## What needs to be done
Start to finish, copy the data exactly.
Top of Source data
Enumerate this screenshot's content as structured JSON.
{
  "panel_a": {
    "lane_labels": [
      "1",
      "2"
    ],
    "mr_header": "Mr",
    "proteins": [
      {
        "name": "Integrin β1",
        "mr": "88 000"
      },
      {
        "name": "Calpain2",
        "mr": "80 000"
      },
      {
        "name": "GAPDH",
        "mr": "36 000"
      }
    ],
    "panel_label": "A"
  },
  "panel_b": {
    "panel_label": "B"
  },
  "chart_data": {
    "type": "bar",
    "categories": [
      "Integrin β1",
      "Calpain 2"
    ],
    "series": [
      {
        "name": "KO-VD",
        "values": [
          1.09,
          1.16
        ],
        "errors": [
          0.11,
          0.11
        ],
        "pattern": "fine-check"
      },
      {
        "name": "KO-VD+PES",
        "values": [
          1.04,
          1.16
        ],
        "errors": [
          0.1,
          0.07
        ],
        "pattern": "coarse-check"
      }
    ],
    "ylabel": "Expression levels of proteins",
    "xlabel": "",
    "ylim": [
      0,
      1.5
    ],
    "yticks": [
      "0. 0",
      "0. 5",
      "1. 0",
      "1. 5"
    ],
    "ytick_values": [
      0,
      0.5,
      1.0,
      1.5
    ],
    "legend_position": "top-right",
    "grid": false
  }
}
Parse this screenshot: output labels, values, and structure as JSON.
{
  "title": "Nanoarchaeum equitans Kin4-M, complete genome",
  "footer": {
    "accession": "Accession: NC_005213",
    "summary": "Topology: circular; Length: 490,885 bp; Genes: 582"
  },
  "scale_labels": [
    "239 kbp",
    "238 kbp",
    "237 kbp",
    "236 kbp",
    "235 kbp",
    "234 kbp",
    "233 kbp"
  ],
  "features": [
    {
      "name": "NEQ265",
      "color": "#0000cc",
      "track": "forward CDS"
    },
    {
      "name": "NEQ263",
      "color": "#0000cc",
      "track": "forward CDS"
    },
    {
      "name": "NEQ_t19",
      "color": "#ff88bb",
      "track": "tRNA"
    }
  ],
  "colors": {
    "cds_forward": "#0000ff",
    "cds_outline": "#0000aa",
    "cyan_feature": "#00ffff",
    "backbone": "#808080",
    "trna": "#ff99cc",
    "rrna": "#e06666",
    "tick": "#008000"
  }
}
Bottom of Source data
## Answer space
Enumerate this screenshot's content as structured JSON.
{
  "panel_a": {
    "lane_labels": [
      "1",
      "2"
    ],
    "mr_header": "Mr",
    "proteins": [
      {
        "name": "Integrin β1",
        "mr": "88 000"
      },
      {
        "name": "Calpain2",
        "mr": "80 000"
      },
      {
        "name": "GAPDH",
        "mr": "36 000"
      }
    ],
    "panel_label": "A"
  },
  "panel_b": {
    "panel_label": "B"
  },
  "chart_data": {
    "type": "bar",
    "categories": [
      "Integrin β1",
      "Calpain 2"
    ],
    "series": [
      {
        "name": "KO-VD",
        "values": [
          1.09,
          1.16
        ],
        "errors": [
          0.11,
          0.11
        ],
        "pattern": "fine-check"
      },
      {
        "name": "KO-VD+PES",
        "values": [
          1.04,
          1.16
        ],
        "errors": [
          0.1,
          0.07
        ],
        "pattern": "coarse-check"
      }
    ],
    "ylabel": "Expression levels of proteins",
    "xlabel": "",
    "ylim": [
      0,
      1.5
    ],
    "yticks": [
      "0. 0",
      "0. 5",
      "1. 0",
      "1. 5"
    ],
    "ytick_values": [
      0,
      0.5,
      1.0,
      1.5
    ],
    "legend_position": "top-right",
    "grid": false
  }
}
Parse this screenshot: output labels, values, and structure as JSON.
{
  "title": "Nanoarchaeum equitans Kin4-M, complete genome",
  "footer": {
    "accession": "Accession: NC_005213",
    "summary": "Topology: circular; Length: 490,885 bp; Genes: 582"
  },
  "scale_labels": [
    "239 kbp",
    "238 kbp",
    "237 kbp",
    "236 kbp",
    "235 kbp",
    "234 kbp",
    "233 kbp"
  ],
  "features": [
    {
      "name": "NEQ265",
      "color": "#0000cc",
      "track": "forward CDS"
    },
    {
      "name": "NEQ263",
      "color": "#0000cc",
      "track": "forward CDS"
    },
    {
      "name": "NEQ_t19",
      "color": "#ff88bb",
      "track": "tRNA"
    }
  ],
  "colors": {
    "cds_forward": "#0000ff",
    "cds_outline": "#0000aa",
    "cyan_feature": "#00ffff",
    "backbone": "#808080",
    "trna": "#ff99cc",
    "rrna": "#e06666",
    "tick": "#008000"
  }
}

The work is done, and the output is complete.